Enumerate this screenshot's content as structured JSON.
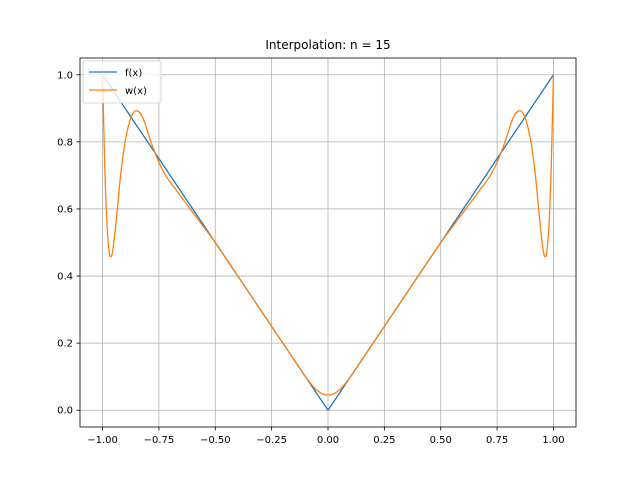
{
  "chart_data": {
    "type": "line",
    "title": "Interpolation: n = 15",
    "xlabel": "",
    "ylabel": "",
    "xlim": [
      -1.1,
      1.1
    ],
    "ylim": [
      -0.05,
      1.05
    ],
    "grid": true,
    "legend_position": "top-left",
    "x_ticks": [
      -1.0,
      -0.75,
      -0.5,
      -0.25,
      0.0,
      0.25,
      0.5,
      0.75,
      1.0
    ],
    "x_tick_labels": [
      "−1.00",
      "−0.75",
      "−0.50",
      "−0.25",
      "0.00",
      "0.25",
      "0.50",
      "0.75",
      "1.00"
    ],
    "y_ticks": [
      0.0,
      0.2,
      0.4,
      0.6,
      0.8,
      1.0
    ],
    "y_tick_labels": [
      "0.0",
      "0.2",
      "0.4",
      "0.6",
      "0.8",
      "1.0"
    ],
    "series": [
      {
        "name": "f(x)",
        "color": "#1f77b4",
        "x": [
          -1.0,
          0.0,
          1.0
        ],
        "y": [
          1.0,
          0.0,
          1.0
        ]
      },
      {
        "name": "w(x)",
        "color": "#ff7f0e",
        "x": [
          -1.0,
          -0.995,
          -0.99,
          -0.98,
          -0.97,
          -0.963,
          -0.955,
          -0.94,
          -0.92,
          -0.9,
          -0.88,
          -0.86,
          -0.84,
          -0.82,
          -0.8,
          -0.78,
          -0.76,
          -0.74,
          -0.72,
          -0.7,
          -0.65,
          -0.6,
          -0.55,
          -0.5,
          -0.45,
          -0.4,
          -0.35,
          -0.3,
          -0.25,
          -0.2,
          -0.15,
          -0.1,
          -0.05,
          0.0,
          0.05,
          0.1,
          0.15,
          0.2,
          0.25,
          0.3,
          0.35,
          0.4,
          0.45,
          0.5,
          0.55,
          0.6,
          0.65,
          0.7,
          0.72,
          0.74,
          0.76,
          0.78,
          0.8,
          0.82,
          0.84,
          0.86,
          0.88,
          0.9,
          0.92,
          0.94,
          0.955,
          0.963,
          0.97,
          0.98,
          0.99,
          0.995,
          1.0
        ],
        "y": [
          1.0,
          0.86,
          0.72,
          0.55,
          0.47,
          0.458,
          0.475,
          0.56,
          0.7,
          0.8,
          0.86,
          0.89,
          0.89,
          0.87,
          0.83,
          0.79,
          0.755,
          0.725,
          0.7,
          0.68,
          0.635,
          0.59,
          0.545,
          0.5,
          0.45,
          0.4,
          0.35,
          0.3,
          0.25,
          0.2,
          0.15,
          0.1,
          0.06,
          0.045,
          0.06,
          0.1,
          0.15,
          0.2,
          0.25,
          0.3,
          0.35,
          0.4,
          0.45,
          0.5,
          0.545,
          0.59,
          0.635,
          0.68,
          0.7,
          0.725,
          0.755,
          0.79,
          0.83,
          0.87,
          0.89,
          0.89,
          0.86,
          0.8,
          0.7,
          0.56,
          0.475,
          0.458,
          0.47,
          0.55,
          0.72,
          0.86,
          1.0
        ]
      }
    ]
  }
}
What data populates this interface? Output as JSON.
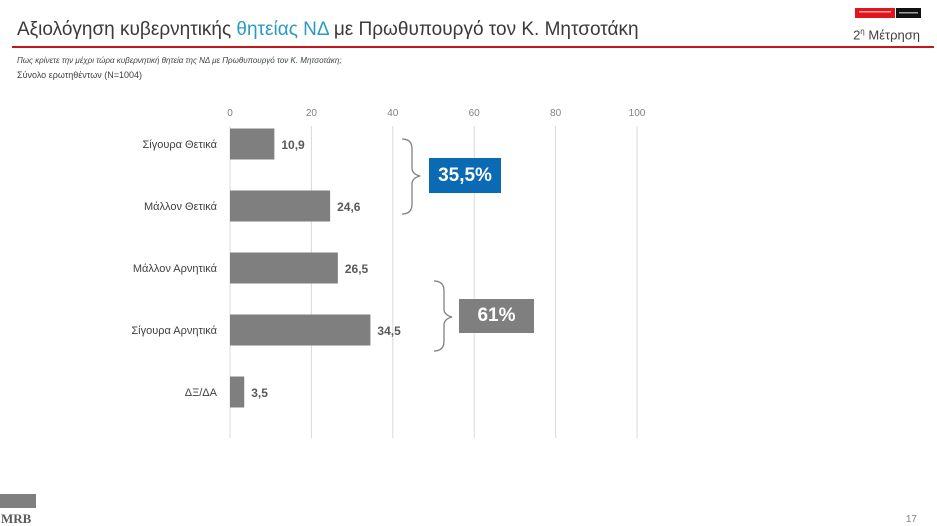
{
  "header": {
    "title_before": "Αξιολόγηση κυβερνητικής",
    "title_accent": "θητείας ΝΔ",
    "title_after": "με Πρωθυπουργό τον Κ. Μητσοτάκη",
    "measurement_prefix": "2",
    "measurement_sup": "η",
    "measurement_suffix": " Μέτρηση",
    "accent_color": "#2a9bc4",
    "rule_color": "#c4161c"
  },
  "question": "Πως κρίνετε την μέχρι τώρα κυβερνητική θητεία της ΝΔ με Πρωθυπουργό τον Κ. Μητσοτάκη;",
  "sample": "Σύνολο ερωτηθέντων (N=1004)",
  "badges": {
    "positive": "35,5%",
    "negative": "61%",
    "positive_color": "#0a6ab3",
    "negative_color": "#7f7f7f"
  },
  "footer": {
    "logo_text": "MRB",
    "page_number": "17"
  },
  "chart_data": {
    "type": "bar",
    "orientation": "horizontal",
    "categories": [
      "Σίγουρα Θετικά",
      "Μάλλον Θετικά",
      "Μάλλον Αρνητικά",
      "Σίγουρα Αρνητικά",
      "ΔΞ/ΔΑ"
    ],
    "values": [
      10.9,
      24.6,
      26.5,
      34.5,
      3.5
    ],
    "value_labels": [
      "10,9",
      "24,6",
      "26,5",
      "34,5",
      "3,5"
    ],
    "xlim": [
      0,
      100
    ],
    "ticks": [
      "0",
      "20",
      "40",
      "60",
      "80",
      "100"
    ],
    "grid": true,
    "bar_color": "#7f7f7f",
    "groups": [
      {
        "label": "35,5%",
        "categories": [
          "Σίγουρα Θετικά",
          "Μάλλον Θετικά"
        ]
      },
      {
        "label": "61%",
        "categories": [
          "Μάλλον Αρνητικά",
          "Σίγουρα Αρνητικά"
        ]
      }
    ]
  }
}
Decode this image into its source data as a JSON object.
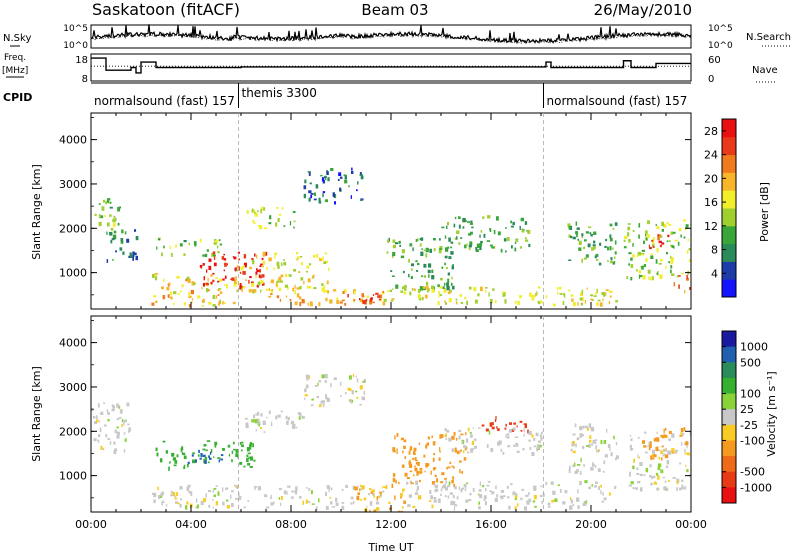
{
  "header": {
    "station": "Saskatoon (fitACF)",
    "beam": "Beam 03",
    "date": "26/May/2010"
  },
  "summary_panels": {
    "nsky_label": "N.Sky",
    "nsearch_label": "N.Search",
    "freq_label_line1": "Freq.",
    "freq_label_line2": "[MHz]",
    "nave_label": "Nave",
    "cpid_label": "CPID",
    "noise_ticks": [
      "10^5",
      "10^0"
    ],
    "freq_ticks": [
      "18",
      "8"
    ],
    "nave_ticks": [
      "60",
      "0"
    ],
    "cpid_segments": [
      {
        "label": "normalsound (fast) 157",
        "start_hour": 0,
        "end_hour": 5.9
      },
      {
        "label": "themis 3300",
        "start_hour": 5.9,
        "end_hour": 18.1
      },
      {
        "label": "normalsound (fast) 157",
        "start_hour": 18.1,
        "end_hour": 24
      }
    ]
  },
  "colors": {
    "power_scale": [
      "#1414ff",
      "#1e3ca8",
      "#2a8a5a",
      "#3aa63a",
      "#9fd030",
      "#f2ee2a",
      "#f7b52a",
      "#f07a1e",
      "#e83a1a",
      "#e81010"
    ],
    "velocity_scale": [
      "#1a1aa0",
      "#2060b0",
      "#2a8c5a",
      "#36b030",
      "#8ad23a",
      "#c8c8c8",
      "#f8cc24",
      "#f59a1e",
      "#ef6a18",
      "#e83a14",
      "#e81010"
    ]
  },
  "chart_data": [
    {
      "type": "heatmap",
      "title": "Power",
      "xlabel": "Time UT",
      "ylabel": "Slant Range [km]",
      "xlim": [
        0,
        24
      ],
      "ylim": [
        180,
        4600
      ],
      "xticks": [
        "00:00",
        "04:00",
        "08:00",
        "12:00",
        "16:00",
        "20:00",
        "00:00"
      ],
      "yticks": [
        "1000",
        "2000",
        "3000",
        "4000"
      ],
      "colorbar_label": "Power [dB]",
      "colorbar_ticks": [
        "4",
        "8",
        "12",
        "16",
        "20",
        "24",
        "28"
      ],
      "colorbar_range": [
        0,
        30
      ],
      "regions": [
        {
          "t0": 0.0,
          "t1": 1.3,
          "r0": 2000,
          "r1": 2700,
          "value": 12
        },
        {
          "t0": 0.5,
          "t1": 1.8,
          "r0": 1200,
          "r1": 2000,
          "value": 8
        },
        {
          "t0": 2.4,
          "t1": 5.8,
          "r0": 250,
          "r1": 1000,
          "value": 18
        },
        {
          "t0": 2.6,
          "t1": 5.2,
          "r0": 1400,
          "r1": 1800,
          "value": 12
        },
        {
          "t0": 4.3,
          "t1": 7.0,
          "r0": 700,
          "r1": 1500,
          "value": 28
        },
        {
          "t0": 5.8,
          "t1": 9.5,
          "r0": 600,
          "r1": 1500,
          "value": 16
        },
        {
          "t0": 6.2,
          "t1": 8.2,
          "r0": 2000,
          "r1": 2500,
          "value": 14
        },
        {
          "t0": 7.0,
          "t1": 11.8,
          "r0": 300,
          "r1": 650,
          "value": 20
        },
        {
          "t0": 9.5,
          "t1": 11.8,
          "r0": 350,
          "r1": 550,
          "value": 27
        },
        {
          "t0": 8.5,
          "t1": 10.8,
          "r0": 2600,
          "r1": 3400,
          "value": 6
        },
        {
          "t0": 11.8,
          "t1": 14.5,
          "r0": 600,
          "r1": 1800,
          "value": 10
        },
        {
          "t0": 11.5,
          "t1": 21.0,
          "r0": 300,
          "r1": 700,
          "value": 16
        },
        {
          "t0": 14.0,
          "t1": 17.5,
          "r0": 1500,
          "r1": 2300,
          "value": 10
        },
        {
          "t0": 19.0,
          "t1": 21.0,
          "r0": 1200,
          "r1": 2200,
          "value": 10
        },
        {
          "t0": 21.3,
          "t1": 24.0,
          "r0": 900,
          "r1": 2200,
          "value": 14
        },
        {
          "t0": 22.3,
          "t1": 23.2,
          "r0": 1500,
          "r1": 1950,
          "value": 26
        },
        {
          "t0": 23.3,
          "t1": 24.0,
          "r0": 600,
          "r1": 1000,
          "value": 22
        }
      ]
    },
    {
      "type": "heatmap",
      "title": "Velocity",
      "xlabel": "Time UT",
      "ylabel": "Slant Range [km]",
      "xlim": [
        0,
        24
      ],
      "ylim": [
        180,
        4600
      ],
      "xticks": [
        "00:00",
        "04:00",
        "08:00",
        "12:00",
        "16:00",
        "20:00",
        "00:00"
      ],
      "yticks": [
        "1000",
        "2000",
        "3000",
        "4000"
      ],
      "colorbar_label": "Velocity [m s⁻¹]",
      "colorbar_ticks": [
        "1000",
        "500",
        "100",
        "25",
        "-25",
        "-100",
        "-500",
        "-1000"
      ],
      "regions": [
        {
          "t0": 0.0,
          "t1": 1.5,
          "r0": 1500,
          "r1": 2700,
          "value": 0
        },
        {
          "t0": 2.4,
          "t1": 6.5,
          "r0": 1200,
          "r1": 1800,
          "value": 150
        },
        {
          "t0": 3.5,
          "t1": 5.2,
          "r0": 1300,
          "r1": 1600,
          "value": 600
        },
        {
          "t0": 2.4,
          "t1": 11.8,
          "r0": 300,
          "r1": 800,
          "value": 0
        },
        {
          "t0": 6.0,
          "t1": 8.5,
          "r0": 2000,
          "r1": 2500,
          "value": 0
        },
        {
          "t0": 8.5,
          "t1": 11.0,
          "r0": 2600,
          "r1": 3300,
          "value": 0
        },
        {
          "t0": 10.5,
          "t1": 12.5,
          "r0": 200,
          "r1": 800,
          "value": -100
        },
        {
          "t0": 12.0,
          "t1": 15.0,
          "r0": 800,
          "r1": 2000,
          "value": -150
        },
        {
          "t0": 15.5,
          "t1": 17.5,
          "r0": 2000,
          "r1": 2400,
          "value": -600
        },
        {
          "t0": 12.5,
          "t1": 21.0,
          "r0": 300,
          "r1": 900,
          "value": 0
        },
        {
          "t0": 14.0,
          "t1": 18.0,
          "r0": 1500,
          "r1": 2100,
          "value": 0
        },
        {
          "t0": 19.0,
          "t1": 21.0,
          "r0": 1100,
          "r1": 2200,
          "value": 0
        },
        {
          "t0": 21.5,
          "t1": 24.0,
          "r0": 700,
          "r1": 2000,
          "value": 0
        },
        {
          "t0": 22.0,
          "t1": 24.0,
          "r0": 1400,
          "r1": 2100,
          "value": -120
        }
      ]
    }
  ]
}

________________________________________

■ **GOAL OF THE EXERCISE**
Work out how many lines in the records above contain the word "this", and give only that number.

■ **EXERCISE SOLUTION**
3